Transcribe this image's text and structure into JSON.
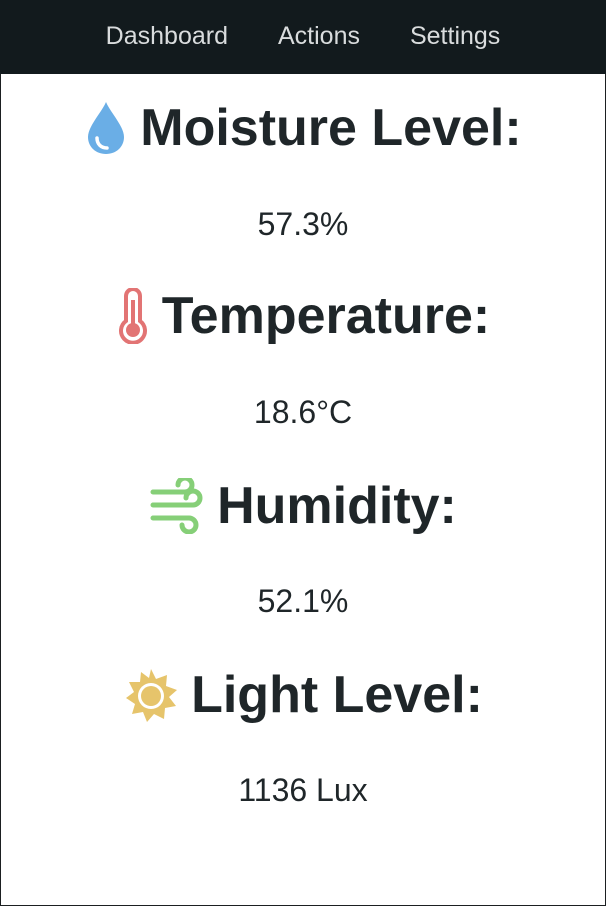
{
  "nav": {
    "items": [
      {
        "label": "Dashboard"
      },
      {
        "label": "Actions"
      },
      {
        "label": "Settings"
      }
    ]
  },
  "sensors": [
    {
      "label": "Moisture Level:",
      "value": "57.3%",
      "icon": "water-drop-icon",
      "color": "#6aaee6"
    },
    {
      "label": "Temperature:",
      "value": "18.6°C",
      "icon": "thermometer-icon",
      "color": "#e27474"
    },
    {
      "label": "Humidity:",
      "value": "52.1%",
      "icon": "wind-icon",
      "color": "#86cf78"
    },
    {
      "label": "Light Level:",
      "value": "1136 Lux",
      "icon": "sun-icon",
      "color": "#e6c46b"
    }
  ],
  "colors": {
    "navbar_bg": "#121a1d",
    "nav_text": "#d9dcdd",
    "text": "#1f2629"
  }
}
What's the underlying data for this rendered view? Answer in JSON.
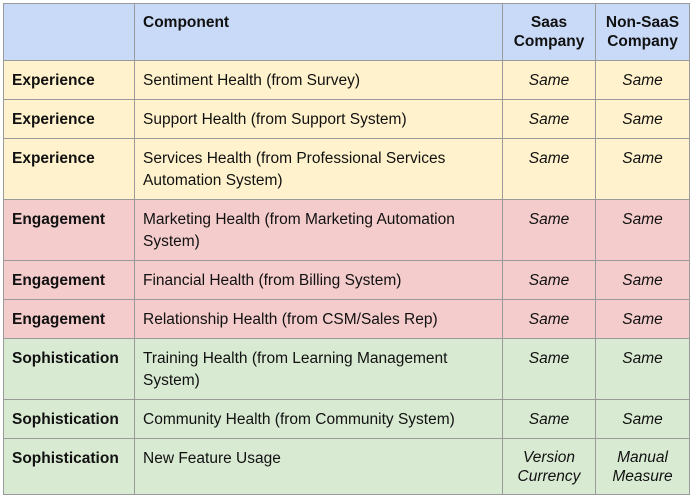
{
  "headers": {
    "category": "",
    "component": "Component",
    "saas": "Saas Company",
    "nonsaas": "Non-SaaS Company"
  },
  "rows": [
    {
      "category": "Experience",
      "component": "Sentiment Health (from Survey)",
      "saas": "Same",
      "nonsaas": "Same"
    },
    {
      "category": "Experience",
      "component": "Support Health (from Support System)",
      "saas": "Same",
      "nonsaas": "Same"
    },
    {
      "category": "Experience",
      "component": "Services Health (from Professional Services Automation System)",
      "saas": "Same",
      "nonsaas": "Same"
    },
    {
      "category": "Engagement",
      "component": "Marketing Health (from Marketing Automation System)",
      "saas": "Same",
      "nonsaas": "Same"
    },
    {
      "category": "Engagement",
      "component": "Financial Health (from Billing System)",
      "saas": "Same",
      "nonsaas": "Same"
    },
    {
      "category": "Engagement",
      "component": "Relationship Health (from CSM/Sales Rep)",
      "saas": "Same",
      "nonsaas": "Same"
    },
    {
      "category": "Sophistication",
      "component": "Training Health (from Learning Management System)",
      "saas": "Same",
      "nonsaas": "Same"
    },
    {
      "category": "Sophistication",
      "component": "Community Health (from Community System)",
      "saas": "Same",
      "nonsaas": "Same"
    },
    {
      "category": "Sophistication",
      "component": "New Feature Usage",
      "saas": "Version Currency",
      "nonsaas": "Manual Measure"
    }
  ],
  "colors": {
    "header": "#c9daf8",
    "experience": "#fff2cc",
    "engagement": "#f4cccc",
    "sophistication": "#d9ead3",
    "border": "#9a9a9a"
  }
}
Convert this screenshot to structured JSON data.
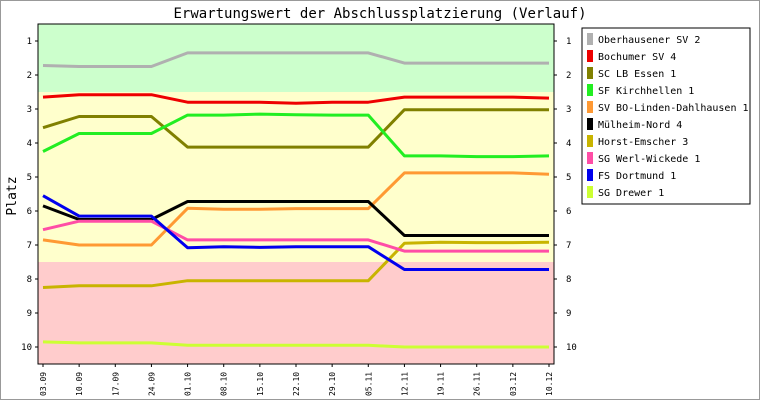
{
  "chart_data": {
    "type": "line",
    "title": "Erwartungswert der Abschlussplatzierung (Verlauf)",
    "ylabel": "Platz",
    "xlabel": "",
    "x": [
      "03.09",
      "10.09",
      "17.09",
      "24.09",
      "01.10",
      "08.10",
      "15.10",
      "22.10",
      "29.10",
      "05.11",
      "12.11",
      "19.11",
      "26.11",
      "03.12",
      "10.12"
    ],
    "yticks": [
      "1",
      "2",
      "3",
      "4",
      "5",
      "6",
      "7",
      "8",
      "9",
      "10"
    ],
    "ylim": [
      0.5,
      10.5
    ],
    "y_inverted": true,
    "grid": false,
    "legend_position": "right",
    "bands": [
      {
        "from": 0.5,
        "to": 2.5,
        "color": "#ccffcc"
      },
      {
        "from": 2.5,
        "to": 7.5,
        "color": "#ffffcc"
      },
      {
        "from": 7.5,
        "to": 10.5,
        "color": "#ffcccc"
      }
    ],
    "series": [
      {
        "name": "Oberhausener SV 2",
        "color": "#b0b0b0",
        "values": [
          1.72,
          1.75,
          1.75,
          1.75,
          1.35,
          1.35,
          1.35,
          1.35,
          1.35,
          1.35,
          1.65,
          1.65,
          1.65,
          1.65,
          1.65
        ]
      },
      {
        "name": "Bochumer SV 4",
        "color": "#ee0000",
        "values": [
          2.65,
          2.58,
          2.58,
          2.58,
          2.8,
          2.8,
          2.8,
          2.83,
          2.8,
          2.8,
          2.65,
          2.65,
          2.65,
          2.65,
          2.68
        ]
      },
      {
        "name": "SC LB Essen 1",
        "color": "#808000",
        "values": [
          3.55,
          3.22,
          3.22,
          3.22,
          4.12,
          4.12,
          4.12,
          4.12,
          4.12,
          4.12,
          3.02,
          3.02,
          3.02,
          3.02,
          3.02
        ]
      },
      {
        "name": "SF Kirchhellen 1",
        "color": "#22ee22",
        "values": [
          4.25,
          3.72,
          3.72,
          3.72,
          3.18,
          3.18,
          3.15,
          3.17,
          3.18,
          3.18,
          4.38,
          4.38,
          4.4,
          4.4,
          4.38
        ]
      },
      {
        "name": "SV BO-Linden-Dahlhausen 1",
        "color": "#ff9933",
        "values": [
          6.85,
          7.0,
          7.0,
          7.0,
          5.92,
          5.95,
          5.95,
          5.93,
          5.93,
          5.93,
          4.88,
          4.88,
          4.88,
          4.88,
          4.92
        ]
      },
      {
        "name": "Mülheim-Nord 4",
        "color": "#000000",
        "values": [
          5.85,
          6.25,
          6.25,
          6.25,
          5.72,
          5.72,
          5.72,
          5.72,
          5.72,
          5.72,
          6.72,
          6.72,
          6.72,
          6.72,
          6.72
        ]
      },
      {
        "name": "Horst-Emscher 3",
        "color": "#c8b400",
        "values": [
          8.25,
          8.2,
          8.2,
          8.2,
          8.05,
          8.05,
          8.05,
          8.05,
          8.05,
          8.05,
          6.95,
          6.92,
          6.93,
          6.93,
          6.92
        ]
      },
      {
        "name": "SG Werl-Wickede 1",
        "color": "#ff4da6",
        "values": [
          6.55,
          6.3,
          6.3,
          6.3,
          6.85,
          6.85,
          6.85,
          6.85,
          6.85,
          6.85,
          7.18,
          7.18,
          7.18,
          7.18,
          7.18
        ]
      },
      {
        "name": "FS Dortmund 1",
        "color": "#0000ee",
        "values": [
          5.55,
          6.15,
          6.15,
          6.15,
          7.08,
          7.05,
          7.07,
          7.05,
          7.05,
          7.05,
          7.72,
          7.72,
          7.72,
          7.72,
          7.72
        ]
      },
      {
        "name": "SG Drewer 1",
        "color": "#ccff33",
        "values": [
          9.85,
          9.88,
          9.88,
          9.88,
          9.95,
          9.95,
          9.95,
          9.95,
          9.95,
          9.95,
          10.0,
          10.0,
          10.0,
          10.0,
          10.0
        ]
      }
    ]
  }
}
------------------------------
• WHAT THE EXERCISE ASKS: Where a line above includes "icon", copy that line.

• EXERCISE RESPONSE:
      "icon": "water-drop-icon",
      "icon": "thermometer-icon",
      "icon": "wind-icon",
      "icon": "sun-icon",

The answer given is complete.